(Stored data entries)
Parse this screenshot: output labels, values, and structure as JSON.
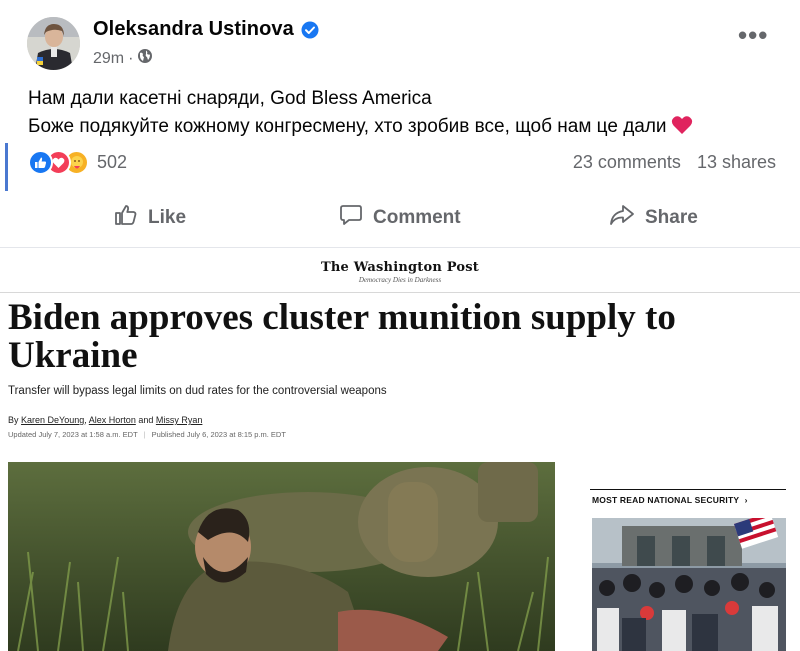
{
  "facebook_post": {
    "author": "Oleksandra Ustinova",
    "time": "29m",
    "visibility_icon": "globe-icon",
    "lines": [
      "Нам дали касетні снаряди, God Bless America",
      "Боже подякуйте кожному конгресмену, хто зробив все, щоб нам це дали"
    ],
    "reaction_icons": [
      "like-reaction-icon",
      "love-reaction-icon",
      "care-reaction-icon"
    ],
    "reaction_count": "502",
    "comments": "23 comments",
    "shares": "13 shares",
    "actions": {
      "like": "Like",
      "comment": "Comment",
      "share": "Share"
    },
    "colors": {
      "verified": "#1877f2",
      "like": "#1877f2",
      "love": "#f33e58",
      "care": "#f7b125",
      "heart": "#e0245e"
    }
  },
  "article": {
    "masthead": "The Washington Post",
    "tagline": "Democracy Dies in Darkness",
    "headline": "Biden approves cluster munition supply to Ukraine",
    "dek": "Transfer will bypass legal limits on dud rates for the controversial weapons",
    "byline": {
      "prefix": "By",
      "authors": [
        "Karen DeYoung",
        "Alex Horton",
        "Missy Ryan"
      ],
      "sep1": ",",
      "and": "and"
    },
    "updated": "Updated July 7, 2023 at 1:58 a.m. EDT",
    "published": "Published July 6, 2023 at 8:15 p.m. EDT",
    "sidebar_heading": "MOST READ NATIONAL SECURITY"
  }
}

...

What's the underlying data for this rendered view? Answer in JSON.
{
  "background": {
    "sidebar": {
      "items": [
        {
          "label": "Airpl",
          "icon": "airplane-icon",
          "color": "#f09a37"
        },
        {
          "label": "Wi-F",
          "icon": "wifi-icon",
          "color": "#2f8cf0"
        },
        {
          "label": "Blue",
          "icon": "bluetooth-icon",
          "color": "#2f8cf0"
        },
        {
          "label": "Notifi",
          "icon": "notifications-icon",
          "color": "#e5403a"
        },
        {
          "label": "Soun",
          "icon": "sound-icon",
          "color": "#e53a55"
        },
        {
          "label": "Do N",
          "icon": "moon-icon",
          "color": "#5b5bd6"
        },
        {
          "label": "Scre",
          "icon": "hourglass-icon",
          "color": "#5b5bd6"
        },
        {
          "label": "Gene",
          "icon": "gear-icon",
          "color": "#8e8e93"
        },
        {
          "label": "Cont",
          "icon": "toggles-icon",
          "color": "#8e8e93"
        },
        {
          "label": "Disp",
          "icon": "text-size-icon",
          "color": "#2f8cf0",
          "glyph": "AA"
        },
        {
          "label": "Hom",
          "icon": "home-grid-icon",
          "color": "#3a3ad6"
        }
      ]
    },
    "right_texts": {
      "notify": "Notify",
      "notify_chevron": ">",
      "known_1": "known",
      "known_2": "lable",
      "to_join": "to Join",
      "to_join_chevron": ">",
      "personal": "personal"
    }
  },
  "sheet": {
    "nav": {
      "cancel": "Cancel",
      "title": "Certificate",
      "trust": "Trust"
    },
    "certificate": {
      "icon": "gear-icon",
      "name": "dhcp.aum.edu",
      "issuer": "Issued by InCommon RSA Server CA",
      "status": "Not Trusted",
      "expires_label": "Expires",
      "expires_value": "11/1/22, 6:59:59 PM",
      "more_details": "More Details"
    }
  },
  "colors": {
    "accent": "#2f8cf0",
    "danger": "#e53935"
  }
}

* * *

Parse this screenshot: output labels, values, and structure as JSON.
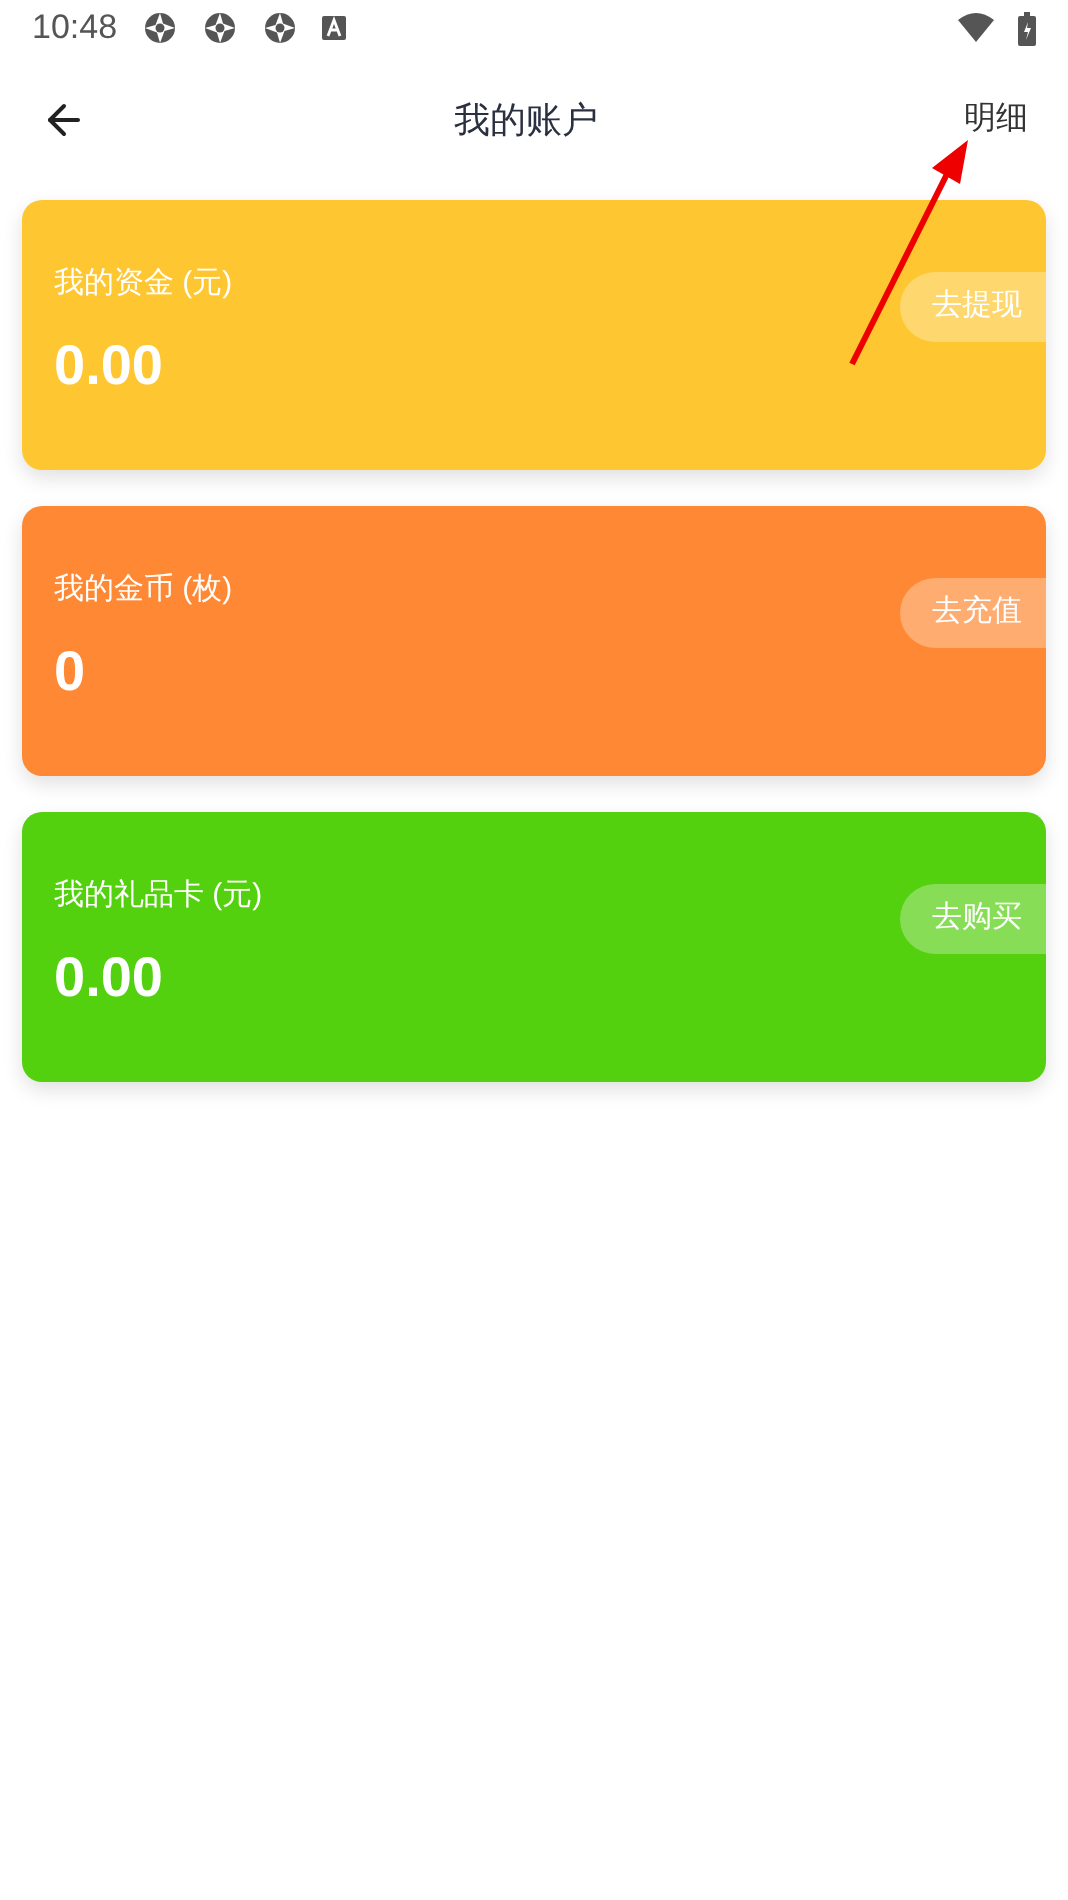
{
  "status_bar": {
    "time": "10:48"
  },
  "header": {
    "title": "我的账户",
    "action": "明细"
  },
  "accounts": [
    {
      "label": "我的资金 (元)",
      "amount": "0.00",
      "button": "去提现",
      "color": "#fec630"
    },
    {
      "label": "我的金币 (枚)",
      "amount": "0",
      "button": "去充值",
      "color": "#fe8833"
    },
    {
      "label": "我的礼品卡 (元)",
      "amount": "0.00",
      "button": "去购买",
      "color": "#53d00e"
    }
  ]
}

=== TASK BRIEF ===
Only lines with "like" are wanted here; list each of them.

=== SOLUTION TO THIS PROBLEM ===
      "like-reaction-icon",
      "like": "Like",
      "like": "#1877f2",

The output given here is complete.